Provided records:
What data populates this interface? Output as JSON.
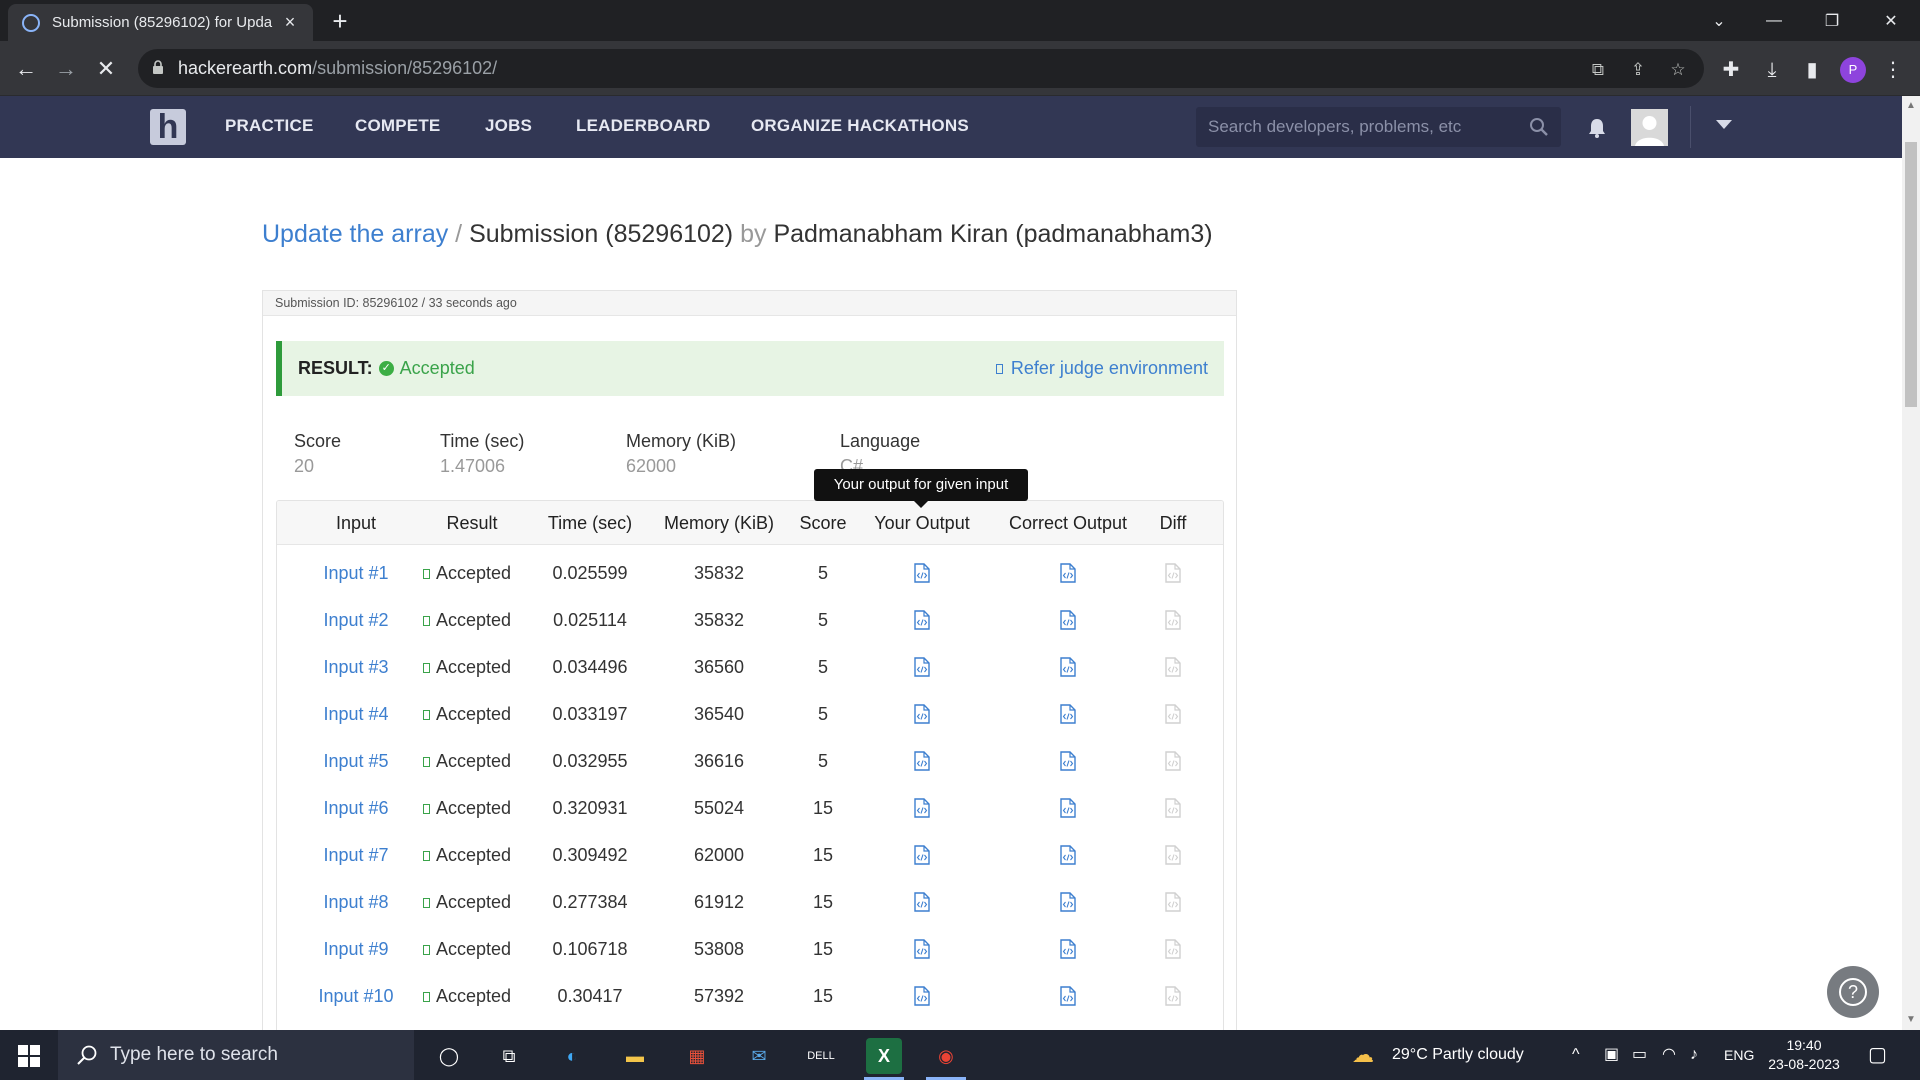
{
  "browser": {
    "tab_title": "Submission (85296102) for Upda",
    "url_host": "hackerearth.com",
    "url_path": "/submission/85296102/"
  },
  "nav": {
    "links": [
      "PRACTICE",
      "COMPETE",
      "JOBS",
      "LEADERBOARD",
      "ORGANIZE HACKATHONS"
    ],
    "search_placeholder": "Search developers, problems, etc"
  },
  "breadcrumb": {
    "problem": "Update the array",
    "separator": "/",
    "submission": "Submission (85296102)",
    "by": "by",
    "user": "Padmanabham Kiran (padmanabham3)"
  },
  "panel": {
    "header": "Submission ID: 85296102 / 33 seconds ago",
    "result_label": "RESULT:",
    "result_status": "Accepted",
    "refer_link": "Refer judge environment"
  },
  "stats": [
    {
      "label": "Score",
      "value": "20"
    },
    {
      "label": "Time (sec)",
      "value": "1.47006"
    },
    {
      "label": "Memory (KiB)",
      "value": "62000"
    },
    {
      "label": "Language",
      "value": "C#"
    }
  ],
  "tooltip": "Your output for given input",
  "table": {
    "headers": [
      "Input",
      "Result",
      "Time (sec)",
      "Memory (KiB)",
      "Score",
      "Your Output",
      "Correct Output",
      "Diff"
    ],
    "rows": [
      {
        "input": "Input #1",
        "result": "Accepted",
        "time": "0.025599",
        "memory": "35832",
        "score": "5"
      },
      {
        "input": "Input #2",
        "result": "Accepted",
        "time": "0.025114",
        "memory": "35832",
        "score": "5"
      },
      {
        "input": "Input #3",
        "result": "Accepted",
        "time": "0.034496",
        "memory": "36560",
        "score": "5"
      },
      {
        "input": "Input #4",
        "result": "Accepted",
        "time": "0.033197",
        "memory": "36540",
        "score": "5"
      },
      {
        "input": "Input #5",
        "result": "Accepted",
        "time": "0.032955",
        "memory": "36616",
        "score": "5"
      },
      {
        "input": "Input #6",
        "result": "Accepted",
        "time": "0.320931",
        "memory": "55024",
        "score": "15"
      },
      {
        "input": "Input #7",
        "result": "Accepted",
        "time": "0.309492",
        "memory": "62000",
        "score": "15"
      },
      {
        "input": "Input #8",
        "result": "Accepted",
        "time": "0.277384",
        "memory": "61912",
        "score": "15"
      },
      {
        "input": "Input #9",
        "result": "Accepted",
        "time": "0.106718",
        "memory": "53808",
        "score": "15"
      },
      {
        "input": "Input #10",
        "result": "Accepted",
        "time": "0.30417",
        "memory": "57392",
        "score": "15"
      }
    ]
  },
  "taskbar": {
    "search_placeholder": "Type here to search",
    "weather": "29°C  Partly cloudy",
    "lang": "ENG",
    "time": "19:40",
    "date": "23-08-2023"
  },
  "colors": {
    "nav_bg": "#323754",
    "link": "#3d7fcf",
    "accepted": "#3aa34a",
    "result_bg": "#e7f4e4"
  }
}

==

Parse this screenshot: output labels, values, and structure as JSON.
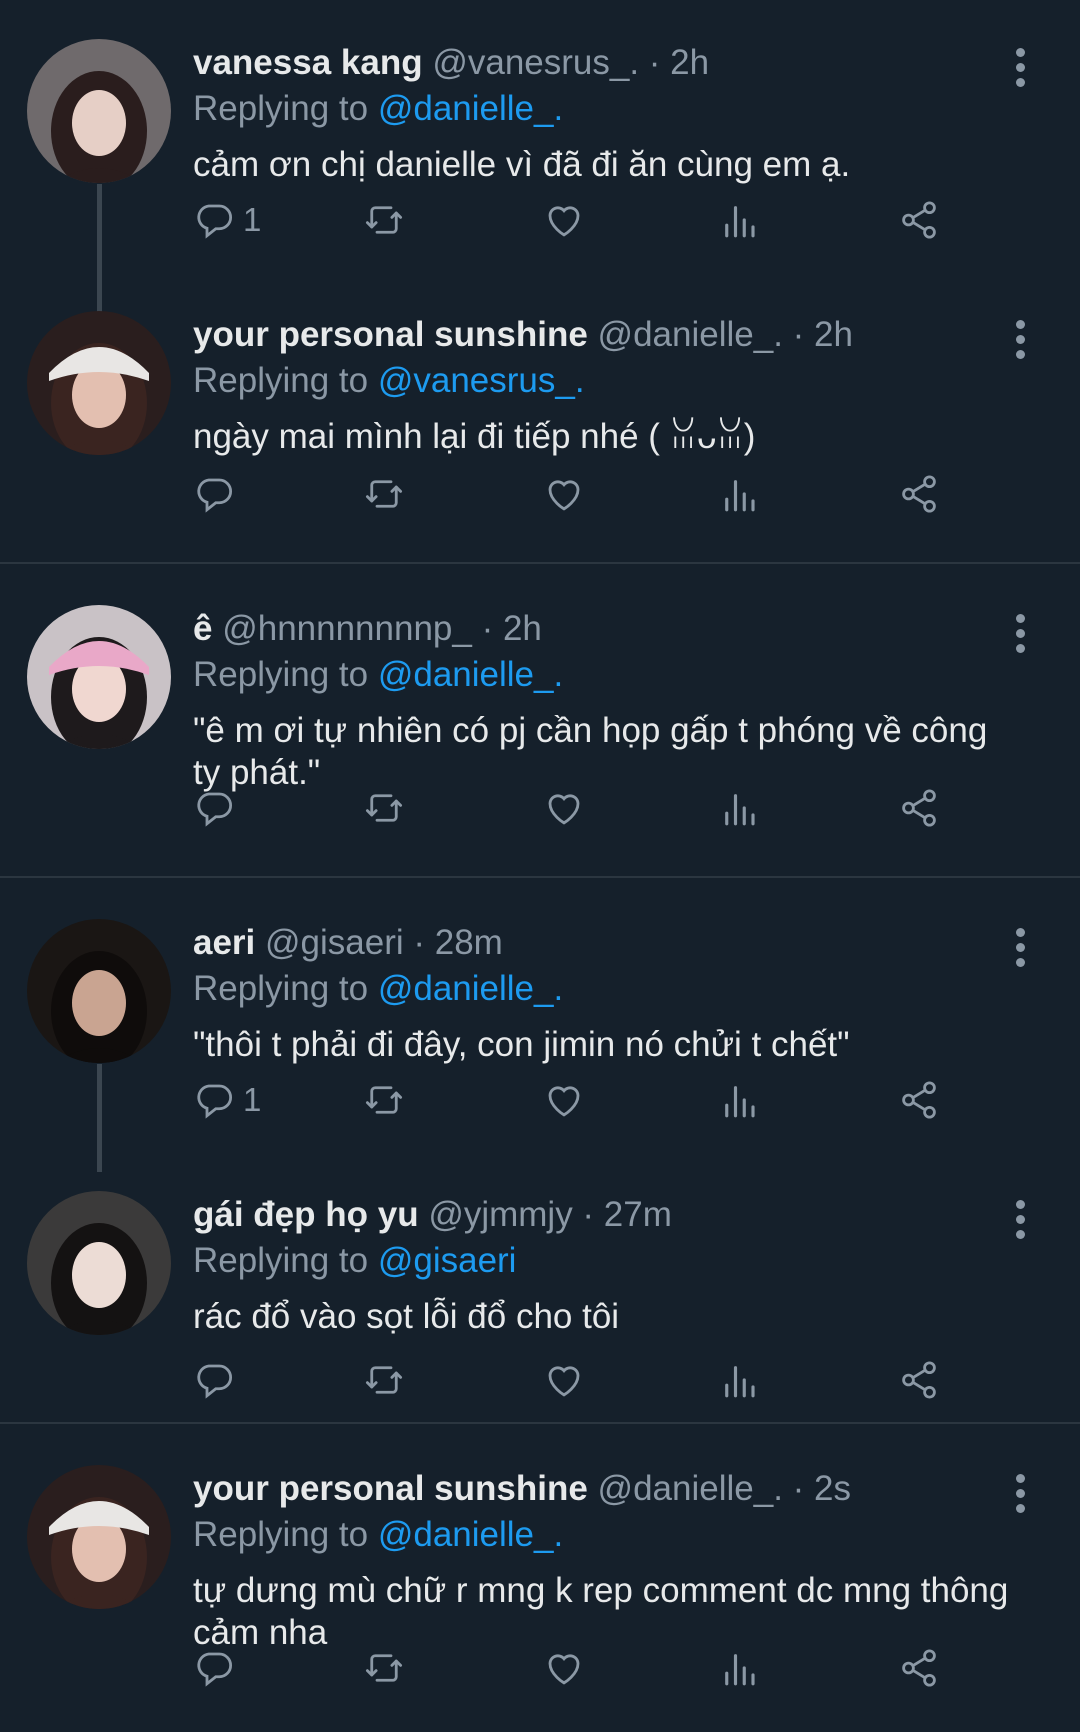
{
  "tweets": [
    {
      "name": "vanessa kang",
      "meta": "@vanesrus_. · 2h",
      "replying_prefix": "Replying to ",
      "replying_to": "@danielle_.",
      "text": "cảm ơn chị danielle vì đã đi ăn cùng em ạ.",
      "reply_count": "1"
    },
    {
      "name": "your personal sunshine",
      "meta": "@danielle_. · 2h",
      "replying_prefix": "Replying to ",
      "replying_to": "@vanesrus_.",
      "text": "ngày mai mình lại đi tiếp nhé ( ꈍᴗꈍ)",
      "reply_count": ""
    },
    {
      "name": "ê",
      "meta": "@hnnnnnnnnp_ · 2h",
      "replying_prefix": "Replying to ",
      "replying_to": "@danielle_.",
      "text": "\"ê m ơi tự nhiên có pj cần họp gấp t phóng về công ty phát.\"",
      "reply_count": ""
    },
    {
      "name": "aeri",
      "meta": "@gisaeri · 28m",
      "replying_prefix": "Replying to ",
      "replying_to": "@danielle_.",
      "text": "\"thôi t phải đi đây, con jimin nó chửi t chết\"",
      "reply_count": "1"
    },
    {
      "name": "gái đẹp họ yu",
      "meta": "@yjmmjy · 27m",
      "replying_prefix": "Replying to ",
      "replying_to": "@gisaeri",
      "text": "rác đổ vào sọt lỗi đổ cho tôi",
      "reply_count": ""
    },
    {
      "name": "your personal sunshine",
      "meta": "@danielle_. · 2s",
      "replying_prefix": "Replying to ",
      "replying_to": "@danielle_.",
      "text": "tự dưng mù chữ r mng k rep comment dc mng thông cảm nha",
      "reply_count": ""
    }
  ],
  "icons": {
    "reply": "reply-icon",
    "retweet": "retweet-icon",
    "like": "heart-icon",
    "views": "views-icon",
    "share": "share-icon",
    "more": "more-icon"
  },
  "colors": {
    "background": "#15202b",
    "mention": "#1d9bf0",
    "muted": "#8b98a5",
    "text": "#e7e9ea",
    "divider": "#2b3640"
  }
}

---

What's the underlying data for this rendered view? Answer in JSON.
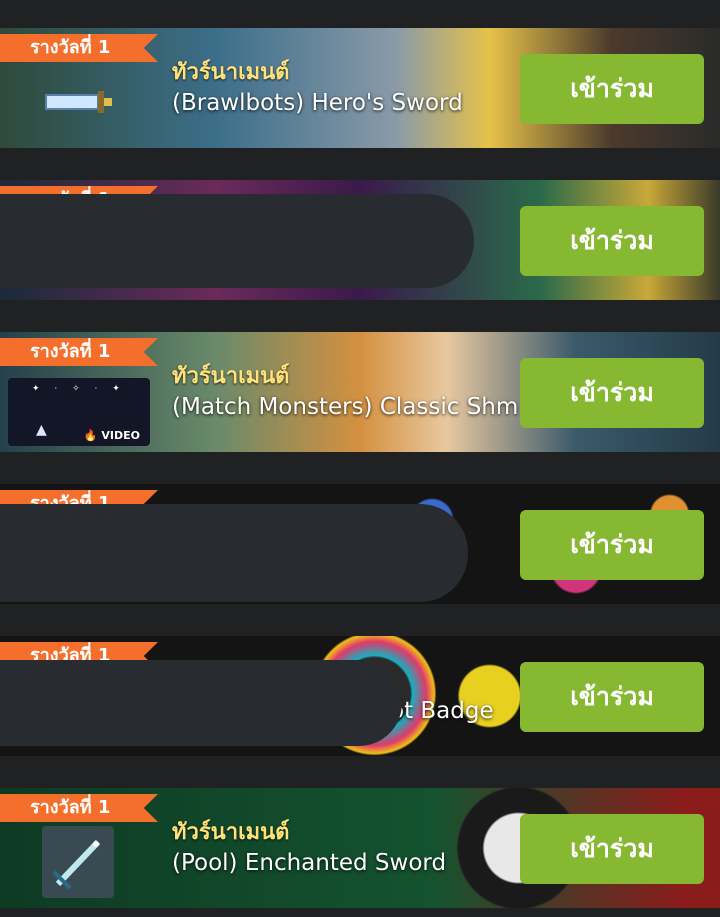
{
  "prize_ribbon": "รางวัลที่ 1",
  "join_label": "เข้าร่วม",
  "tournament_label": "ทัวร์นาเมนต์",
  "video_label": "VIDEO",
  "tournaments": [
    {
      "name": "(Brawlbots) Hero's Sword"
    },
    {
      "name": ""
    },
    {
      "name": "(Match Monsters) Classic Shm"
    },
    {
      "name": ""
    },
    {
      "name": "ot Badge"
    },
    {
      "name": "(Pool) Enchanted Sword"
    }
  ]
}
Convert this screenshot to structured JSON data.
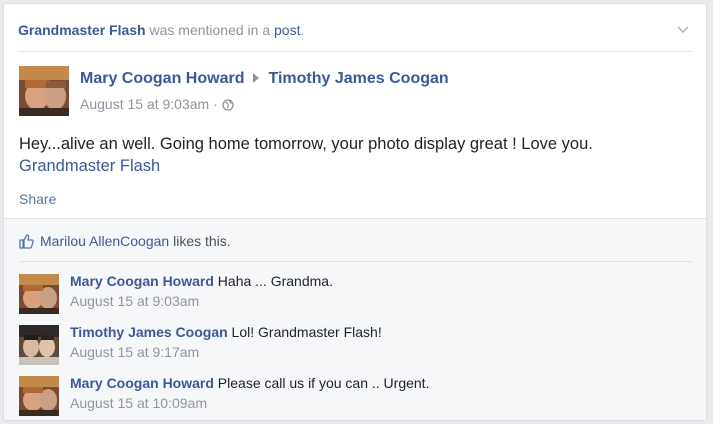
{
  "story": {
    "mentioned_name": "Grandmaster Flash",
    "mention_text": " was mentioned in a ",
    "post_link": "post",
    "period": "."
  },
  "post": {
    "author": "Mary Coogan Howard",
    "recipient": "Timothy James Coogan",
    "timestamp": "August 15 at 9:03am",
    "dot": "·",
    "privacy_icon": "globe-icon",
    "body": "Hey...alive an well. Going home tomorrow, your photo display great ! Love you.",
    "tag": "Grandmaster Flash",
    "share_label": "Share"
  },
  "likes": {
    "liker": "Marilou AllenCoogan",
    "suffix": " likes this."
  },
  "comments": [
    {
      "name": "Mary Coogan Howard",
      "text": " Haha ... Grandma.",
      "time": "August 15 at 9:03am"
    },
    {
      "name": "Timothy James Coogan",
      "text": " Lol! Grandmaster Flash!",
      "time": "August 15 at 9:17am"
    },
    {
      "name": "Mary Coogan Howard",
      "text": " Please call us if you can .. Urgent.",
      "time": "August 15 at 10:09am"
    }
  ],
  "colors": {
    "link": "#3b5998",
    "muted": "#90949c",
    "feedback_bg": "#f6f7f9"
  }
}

Task goal: Find the lines containing "August" and list every one of them.

Final result:
    "timestamp": "August 15 at 9:03am",
      "time": "August 15 at 9:03am"
      "time": "August 15 at 9:17am"
      "time": "August 15 at 10:09am"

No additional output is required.